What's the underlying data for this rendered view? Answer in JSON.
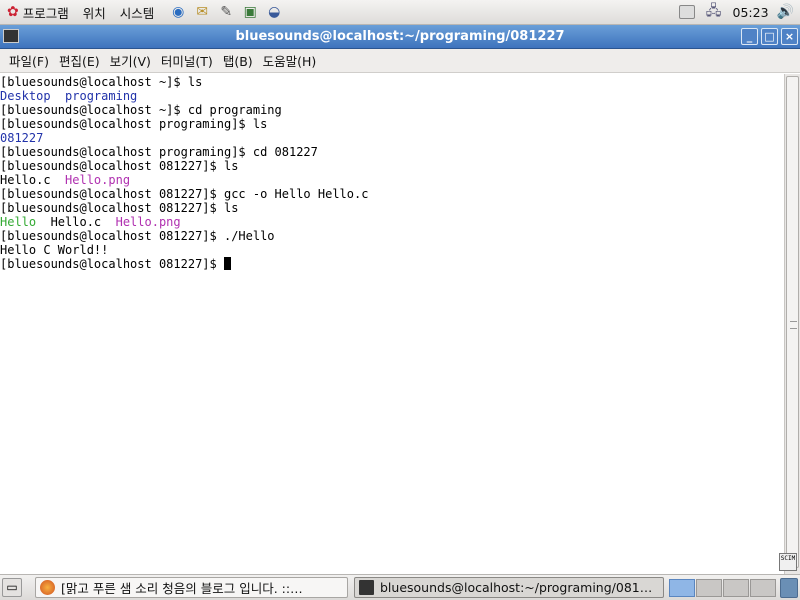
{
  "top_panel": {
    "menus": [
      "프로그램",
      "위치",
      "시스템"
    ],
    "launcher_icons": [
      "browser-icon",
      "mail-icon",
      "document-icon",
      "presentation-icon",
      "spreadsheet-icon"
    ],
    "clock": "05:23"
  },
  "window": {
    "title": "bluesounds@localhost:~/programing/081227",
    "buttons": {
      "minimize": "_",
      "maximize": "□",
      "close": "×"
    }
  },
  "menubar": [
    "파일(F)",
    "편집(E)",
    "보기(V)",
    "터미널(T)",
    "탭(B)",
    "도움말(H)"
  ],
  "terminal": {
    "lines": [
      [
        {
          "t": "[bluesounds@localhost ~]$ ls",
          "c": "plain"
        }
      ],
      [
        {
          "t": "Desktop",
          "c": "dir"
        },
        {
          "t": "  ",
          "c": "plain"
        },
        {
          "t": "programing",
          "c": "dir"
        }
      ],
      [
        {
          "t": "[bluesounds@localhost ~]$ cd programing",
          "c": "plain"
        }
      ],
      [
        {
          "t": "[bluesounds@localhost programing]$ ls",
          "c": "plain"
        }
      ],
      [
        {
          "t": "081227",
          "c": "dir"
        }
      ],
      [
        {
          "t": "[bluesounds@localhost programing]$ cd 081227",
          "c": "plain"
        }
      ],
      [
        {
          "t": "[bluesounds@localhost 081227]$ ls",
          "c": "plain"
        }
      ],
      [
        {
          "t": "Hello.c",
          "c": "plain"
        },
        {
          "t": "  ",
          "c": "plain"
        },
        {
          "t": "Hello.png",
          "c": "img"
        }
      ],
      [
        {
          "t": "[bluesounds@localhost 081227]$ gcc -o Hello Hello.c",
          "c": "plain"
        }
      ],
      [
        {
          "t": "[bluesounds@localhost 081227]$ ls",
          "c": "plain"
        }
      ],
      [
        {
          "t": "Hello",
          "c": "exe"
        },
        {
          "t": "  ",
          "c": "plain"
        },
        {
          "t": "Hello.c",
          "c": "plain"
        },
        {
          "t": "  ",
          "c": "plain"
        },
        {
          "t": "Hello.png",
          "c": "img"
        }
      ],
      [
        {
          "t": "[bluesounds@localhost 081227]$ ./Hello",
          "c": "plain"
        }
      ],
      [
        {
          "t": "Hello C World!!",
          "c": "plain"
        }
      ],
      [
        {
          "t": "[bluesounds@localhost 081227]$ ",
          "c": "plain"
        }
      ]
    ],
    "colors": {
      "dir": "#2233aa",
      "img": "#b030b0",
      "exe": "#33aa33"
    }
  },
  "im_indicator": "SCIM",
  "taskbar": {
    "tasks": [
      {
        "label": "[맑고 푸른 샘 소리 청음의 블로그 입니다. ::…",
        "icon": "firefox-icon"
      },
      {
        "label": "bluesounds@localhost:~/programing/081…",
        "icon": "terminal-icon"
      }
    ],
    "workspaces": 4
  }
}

* * *

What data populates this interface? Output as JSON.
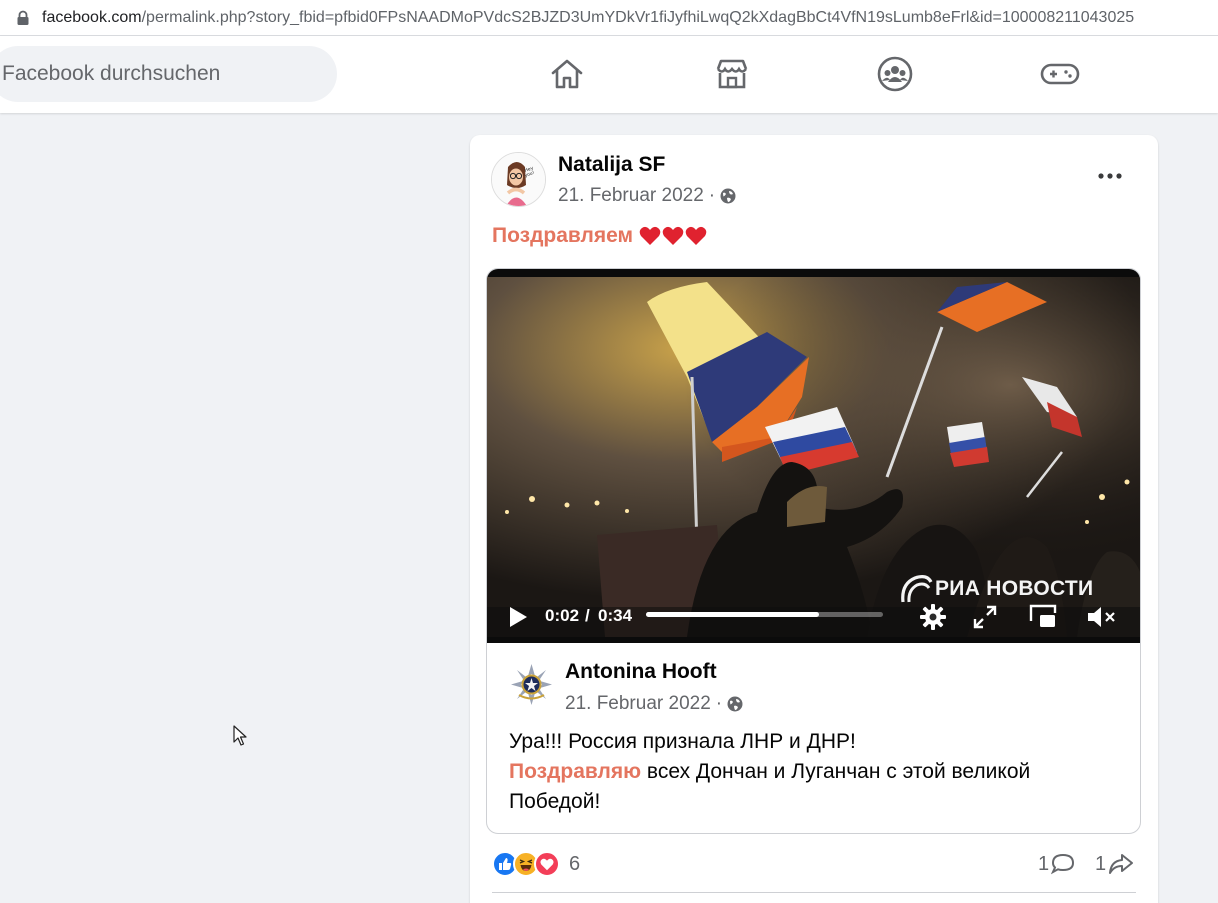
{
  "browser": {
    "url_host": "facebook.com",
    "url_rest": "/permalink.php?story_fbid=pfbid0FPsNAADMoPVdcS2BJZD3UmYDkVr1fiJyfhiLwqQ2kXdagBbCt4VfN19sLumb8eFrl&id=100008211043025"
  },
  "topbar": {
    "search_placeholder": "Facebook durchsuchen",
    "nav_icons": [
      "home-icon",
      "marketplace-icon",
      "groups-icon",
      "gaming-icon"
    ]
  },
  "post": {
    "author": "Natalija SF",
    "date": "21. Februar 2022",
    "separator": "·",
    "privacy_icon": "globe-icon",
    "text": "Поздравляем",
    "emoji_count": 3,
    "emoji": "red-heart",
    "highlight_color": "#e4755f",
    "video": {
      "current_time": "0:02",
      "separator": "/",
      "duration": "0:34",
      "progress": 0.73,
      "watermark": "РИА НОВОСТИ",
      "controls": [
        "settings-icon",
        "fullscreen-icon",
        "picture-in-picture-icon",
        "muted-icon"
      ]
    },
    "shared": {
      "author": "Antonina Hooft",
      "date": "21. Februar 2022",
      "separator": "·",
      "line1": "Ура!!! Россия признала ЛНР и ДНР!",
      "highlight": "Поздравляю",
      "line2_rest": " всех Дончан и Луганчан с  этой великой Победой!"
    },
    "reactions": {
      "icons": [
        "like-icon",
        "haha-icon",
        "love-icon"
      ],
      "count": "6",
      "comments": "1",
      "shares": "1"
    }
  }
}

### Direction
From the entries above, copy out every line where the string "data" appears.

### Answer below
What's the underlying data for this rendered view? Answer in JSON.
What data populates this interface? Output as JSON.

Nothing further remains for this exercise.